**Excerpt provided:**
Recall the equation $y - y_0 = \lambda (x - x_0)$ of straightlines in Cartesian coordinates. $\lambda$ is the slope $\tan(\theta)$, which is $\overline{OA}$ here, $O = (0, 0)$ being the origin. $(x_0, y_0) = (-1, 0)$ so subbing in gives the equation $y = \lambda (x + 1)$. This must also hold at the moving point $(u, v)$ on the circle, for which $v = \lambda (u + 1)$. Thus, we have two relations between $u$ and $v$ while $(u, v)$ is moving on the path we set up for it : the standard $u^2 + v^2 = 1$ and $v = \lambda (u + 1)$. However, when $(u,v)$ stumbles onto a rational point on the circle (there are infinitely many, take $(3/5, 4/5)$), then from the second relation, $\lambda$ must be rational also (quotient of two rationals is a rational). Thus, ALL of rational points $(a, b)$ on the circle $x^2 + y^2 = 1$ satisfies

$a^2 + b^2 = 1$ AND
$a = t(b+1)$ for some *rational* $t$ (the slope).

**Dataset content:**
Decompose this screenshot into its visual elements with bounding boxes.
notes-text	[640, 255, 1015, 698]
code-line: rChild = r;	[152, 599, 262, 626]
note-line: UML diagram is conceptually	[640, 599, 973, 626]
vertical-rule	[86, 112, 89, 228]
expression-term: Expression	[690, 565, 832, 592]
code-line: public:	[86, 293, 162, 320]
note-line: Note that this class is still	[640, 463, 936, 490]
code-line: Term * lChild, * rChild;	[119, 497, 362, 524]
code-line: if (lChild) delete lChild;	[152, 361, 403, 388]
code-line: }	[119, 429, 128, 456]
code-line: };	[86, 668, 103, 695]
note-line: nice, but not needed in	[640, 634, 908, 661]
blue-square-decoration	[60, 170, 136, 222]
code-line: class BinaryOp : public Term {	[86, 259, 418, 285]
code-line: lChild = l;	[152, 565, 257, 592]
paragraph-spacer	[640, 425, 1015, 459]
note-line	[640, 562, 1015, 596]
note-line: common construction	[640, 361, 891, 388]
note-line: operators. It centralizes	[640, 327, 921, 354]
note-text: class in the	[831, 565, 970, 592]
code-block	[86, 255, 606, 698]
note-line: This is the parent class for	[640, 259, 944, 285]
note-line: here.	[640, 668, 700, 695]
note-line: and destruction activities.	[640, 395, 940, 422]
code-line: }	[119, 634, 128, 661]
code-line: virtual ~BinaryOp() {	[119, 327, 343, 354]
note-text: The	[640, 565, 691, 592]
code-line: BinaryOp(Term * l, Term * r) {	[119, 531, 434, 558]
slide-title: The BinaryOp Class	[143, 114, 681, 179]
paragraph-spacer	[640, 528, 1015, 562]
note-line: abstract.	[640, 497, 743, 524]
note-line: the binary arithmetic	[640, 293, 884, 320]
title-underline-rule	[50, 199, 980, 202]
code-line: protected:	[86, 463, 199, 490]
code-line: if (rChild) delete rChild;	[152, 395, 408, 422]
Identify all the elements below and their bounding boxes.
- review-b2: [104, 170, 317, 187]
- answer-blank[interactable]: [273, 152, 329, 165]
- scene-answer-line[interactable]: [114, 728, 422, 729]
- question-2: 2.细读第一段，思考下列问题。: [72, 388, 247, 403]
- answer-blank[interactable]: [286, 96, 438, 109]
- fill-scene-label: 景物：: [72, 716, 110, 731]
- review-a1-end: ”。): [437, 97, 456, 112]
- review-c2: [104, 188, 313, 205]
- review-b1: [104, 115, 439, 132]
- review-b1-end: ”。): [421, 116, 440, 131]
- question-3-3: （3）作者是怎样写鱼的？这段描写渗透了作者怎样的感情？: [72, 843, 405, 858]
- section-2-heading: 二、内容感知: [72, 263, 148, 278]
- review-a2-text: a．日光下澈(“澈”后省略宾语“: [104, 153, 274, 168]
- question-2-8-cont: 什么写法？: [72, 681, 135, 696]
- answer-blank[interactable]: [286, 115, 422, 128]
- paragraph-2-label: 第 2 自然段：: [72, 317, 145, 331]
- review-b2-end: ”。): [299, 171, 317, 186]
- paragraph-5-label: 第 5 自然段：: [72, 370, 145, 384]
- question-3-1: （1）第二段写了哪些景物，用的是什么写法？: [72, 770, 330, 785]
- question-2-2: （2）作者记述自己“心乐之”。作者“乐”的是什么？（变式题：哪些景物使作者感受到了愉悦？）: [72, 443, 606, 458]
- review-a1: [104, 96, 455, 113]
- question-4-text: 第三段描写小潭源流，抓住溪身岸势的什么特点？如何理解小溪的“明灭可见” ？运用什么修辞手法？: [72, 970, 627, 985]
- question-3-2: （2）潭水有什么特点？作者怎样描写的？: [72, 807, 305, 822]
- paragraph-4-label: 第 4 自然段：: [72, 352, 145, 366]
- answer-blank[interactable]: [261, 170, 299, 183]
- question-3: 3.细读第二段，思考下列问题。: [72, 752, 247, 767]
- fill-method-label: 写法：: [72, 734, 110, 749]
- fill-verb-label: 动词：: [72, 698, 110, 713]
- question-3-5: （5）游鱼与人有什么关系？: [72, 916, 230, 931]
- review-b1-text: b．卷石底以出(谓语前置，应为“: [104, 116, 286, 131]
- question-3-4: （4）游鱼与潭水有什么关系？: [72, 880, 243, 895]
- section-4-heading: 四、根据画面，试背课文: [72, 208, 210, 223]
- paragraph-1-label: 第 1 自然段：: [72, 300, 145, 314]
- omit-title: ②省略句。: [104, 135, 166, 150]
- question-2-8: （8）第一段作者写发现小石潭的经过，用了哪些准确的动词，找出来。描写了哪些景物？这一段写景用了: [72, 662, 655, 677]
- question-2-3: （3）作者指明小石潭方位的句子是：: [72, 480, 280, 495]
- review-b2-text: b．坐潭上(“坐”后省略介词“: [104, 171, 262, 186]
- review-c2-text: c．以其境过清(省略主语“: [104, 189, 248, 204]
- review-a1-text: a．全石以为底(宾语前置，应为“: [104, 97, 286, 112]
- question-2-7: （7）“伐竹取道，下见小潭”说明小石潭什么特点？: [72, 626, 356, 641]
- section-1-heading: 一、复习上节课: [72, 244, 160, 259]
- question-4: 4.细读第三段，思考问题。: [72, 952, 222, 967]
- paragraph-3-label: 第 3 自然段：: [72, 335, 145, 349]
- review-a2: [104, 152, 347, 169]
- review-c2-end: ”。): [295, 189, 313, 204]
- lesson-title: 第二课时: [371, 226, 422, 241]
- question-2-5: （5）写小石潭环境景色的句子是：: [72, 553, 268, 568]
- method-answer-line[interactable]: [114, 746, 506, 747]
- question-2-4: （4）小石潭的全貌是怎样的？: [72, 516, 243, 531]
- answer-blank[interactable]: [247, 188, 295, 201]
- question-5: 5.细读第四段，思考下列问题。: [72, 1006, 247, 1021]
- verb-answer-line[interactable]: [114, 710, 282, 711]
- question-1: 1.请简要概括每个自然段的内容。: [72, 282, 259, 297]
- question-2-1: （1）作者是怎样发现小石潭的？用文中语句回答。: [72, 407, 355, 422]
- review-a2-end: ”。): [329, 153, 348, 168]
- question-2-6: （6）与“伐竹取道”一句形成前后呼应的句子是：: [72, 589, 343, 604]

**Exercise requirements:**
Transcribe verbatim the portion of the passage on rational points of the unit circle that begins at the words "Recall the equation" and ends after the words "some *rational* $t$ (the slope).".

**Complete output:**
Recall the equation $y - y_0 = \lambda (x - x_0)$ of straightlines in Cartesian coordinates. $\lambda$ is the slope $\tan(\theta)$, which is $\overline{OA}$ here, $O = (0, 0)$ being the origin. $(x_0, y_0) = (-1, 0)$ so subbing in gives the equation $y = \lambda (x + 1)$. This must also hold at the moving point $(u, v)$ on the circle, for which $v = \lambda (u + 1)$. Thus, we have two relations between $u$ and $v$ while $(u, v)$ is moving on the path we set up for it : the standard $u^2 + v^2 = 1$ and $v = \lambda (u + 1)$. However, when $(u,v)$ stumbles onto a rational point on the circle (there are infinitely many, take $(3/5, 4/5)$), then from the second relation, $\lambda$ must be rational also (quotient of two rationals is a rational). Thus, ALL of rational points $(a, b)$ on the circle $x^2 + y^2 = 1$ satisfies

$a^2 + b^2 = 1$ AND
$a = t(b+1)$ for some *rational* $t$ (the slope).